TASK: Copy all entries verbatim and keep any pictures out of the copy.

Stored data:

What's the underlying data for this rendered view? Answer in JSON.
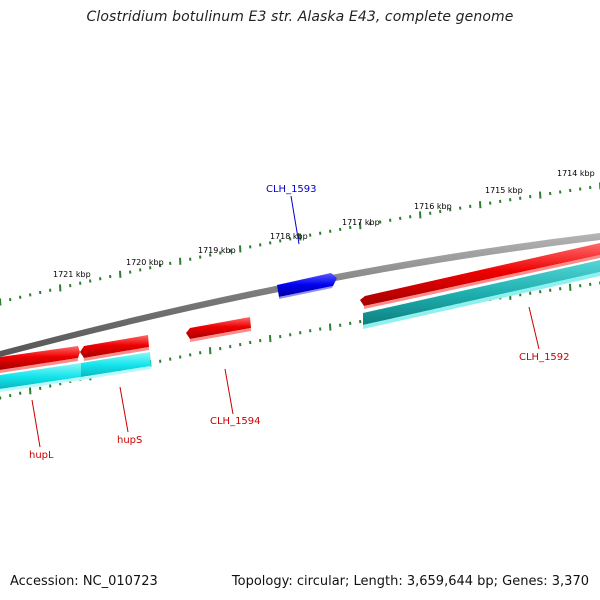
{
  "title": "Clostridium botulinum E3 str. Alaska E43, complete genome",
  "footer": {
    "accession": "Accession: NC_010723",
    "stats": "Topology: circular; Length: 3,659,644 bp; Genes: 3,370"
  },
  "scale": {
    "tick_color": "#2e7d32",
    "labels": [
      "1714 kbp",
      "1715 kbp",
      "1716 kbp",
      "1717 kbp",
      "1718 kbp",
      "1719 kbp",
      "1720 kbp",
      "1721 kbp"
    ]
  },
  "colors": {
    "backbone": "#808080",
    "forward_gene": "#ee0000",
    "reverse_gene": "#0000dd",
    "cds_forward": "#1fb0b0",
    "cds_reverse": "#17e8ec",
    "label_red": "#cc0000",
    "label_blue": "#0000cc"
  },
  "genes": [
    {
      "name": "CLH_1593",
      "strand": "reverse",
      "label_color": "#0000cc"
    },
    {
      "name": "CLH_1592",
      "strand": "forward",
      "label_color": "#cc0000"
    },
    {
      "name": "CLH_1594",
      "strand": "forward",
      "label_color": "#cc0000"
    },
    {
      "name": "hupS",
      "strand": "forward",
      "label_color": "#cc0000"
    },
    {
      "name": "hupL",
      "strand": "forward",
      "label_color": "#cc0000"
    }
  ]
}
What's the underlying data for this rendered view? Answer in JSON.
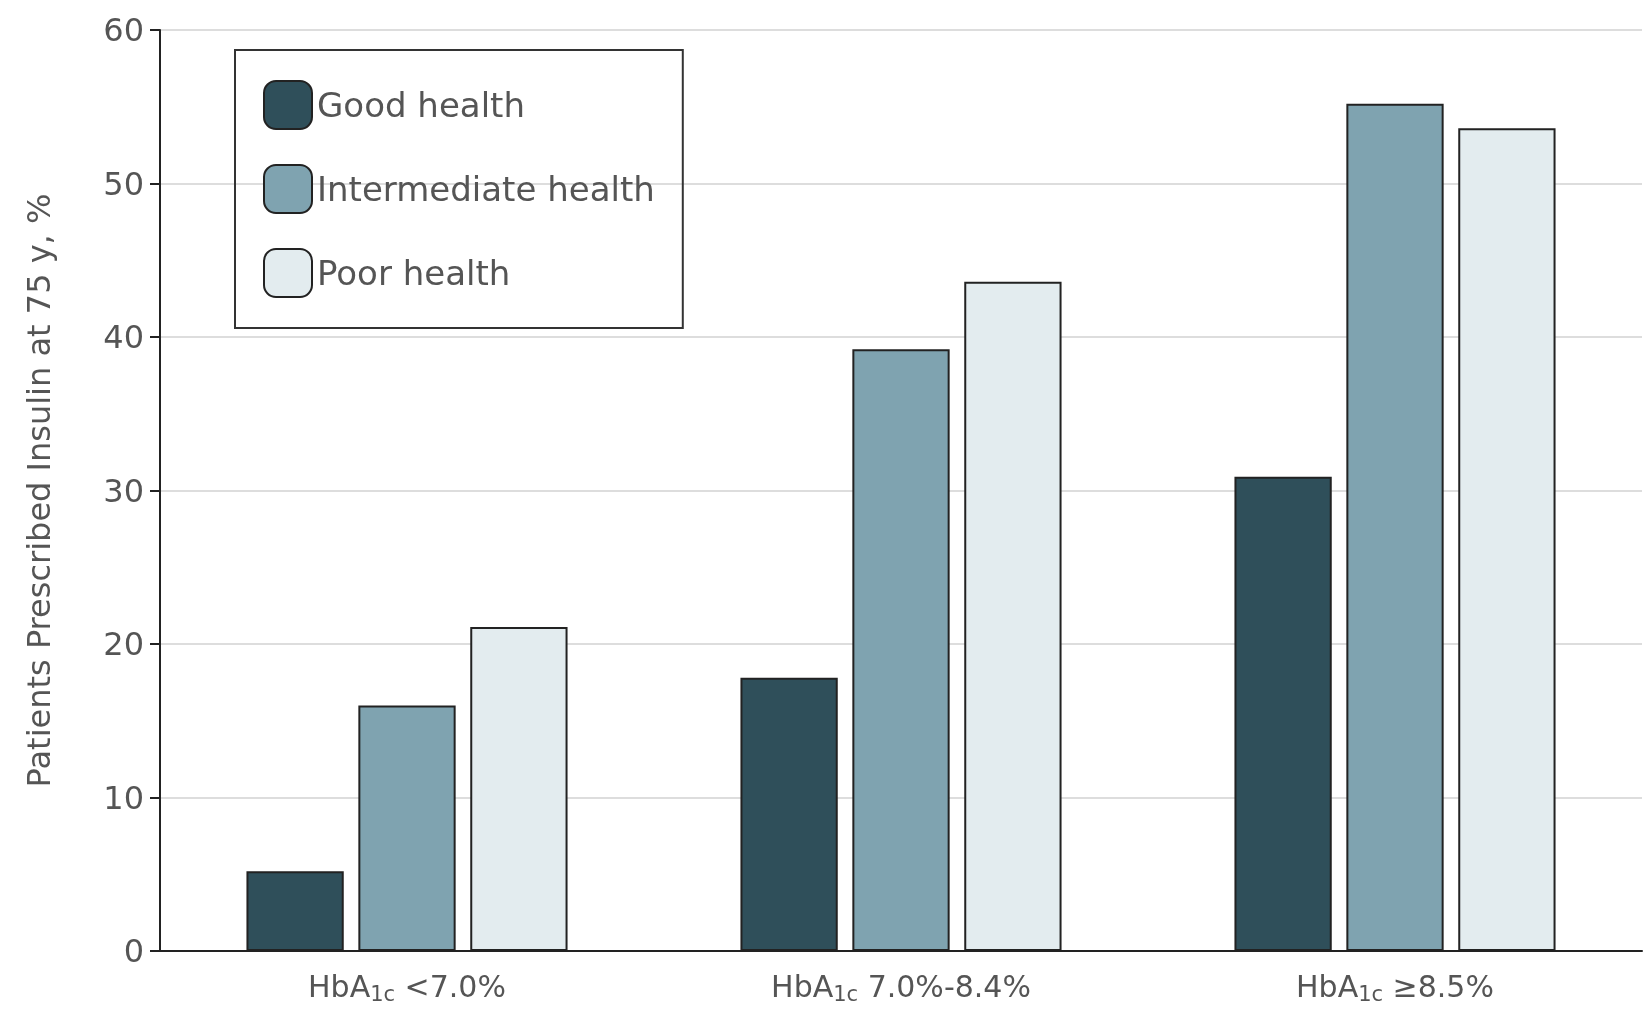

ANSWER BELOW:
What's the underlying data for this rendered view? Answer in JSON.
{
  "title": "Clostridium botulinum E3 str. Alaska E43, complete genome",
  "footer": {
    "accession": "Accession: NC_010723",
    "stats": "Topology: circular; Length: 3,659,644 bp; Genes: 3,370"
  },
  "scale": {
    "tick_color": "#2e7d32",
    "labels": [
      "1714 kbp",
      "1715 kbp",
      "1716 kbp",
      "1717 kbp",
      "1718 kbp",
      "1719 kbp",
      "1720 kbp",
      "1721 kbp"
    ]
  },
  "colors": {
    "backbone": "#808080",
    "forward_gene": "#ee0000",
    "reverse_gene": "#0000dd",
    "cds_forward": "#1fb0b0",
    "cds_reverse": "#17e8ec",
    "label_red": "#cc0000",
    "label_blue": "#0000cc"
  },
  "genes": [
    {
      "name": "CLH_1593",
      "strand": "reverse",
      "label_color": "#0000cc"
    },
    {
      "name": "CLH_1592",
      "strand": "forward",
      "label_color": "#cc0000"
    },
    {
      "name": "CLH_1594",
      "strand": "forward",
      "label_color": "#cc0000"
    },
    {
      "name": "hupS",
      "strand": "forward",
      "label_color": "#cc0000"
    },
    {
      "name": "hupL",
      "strand": "forward",
      "label_color": "#cc0000"
    }
  ]
}
What's the underlying data for this rendered view? Answer in JSON.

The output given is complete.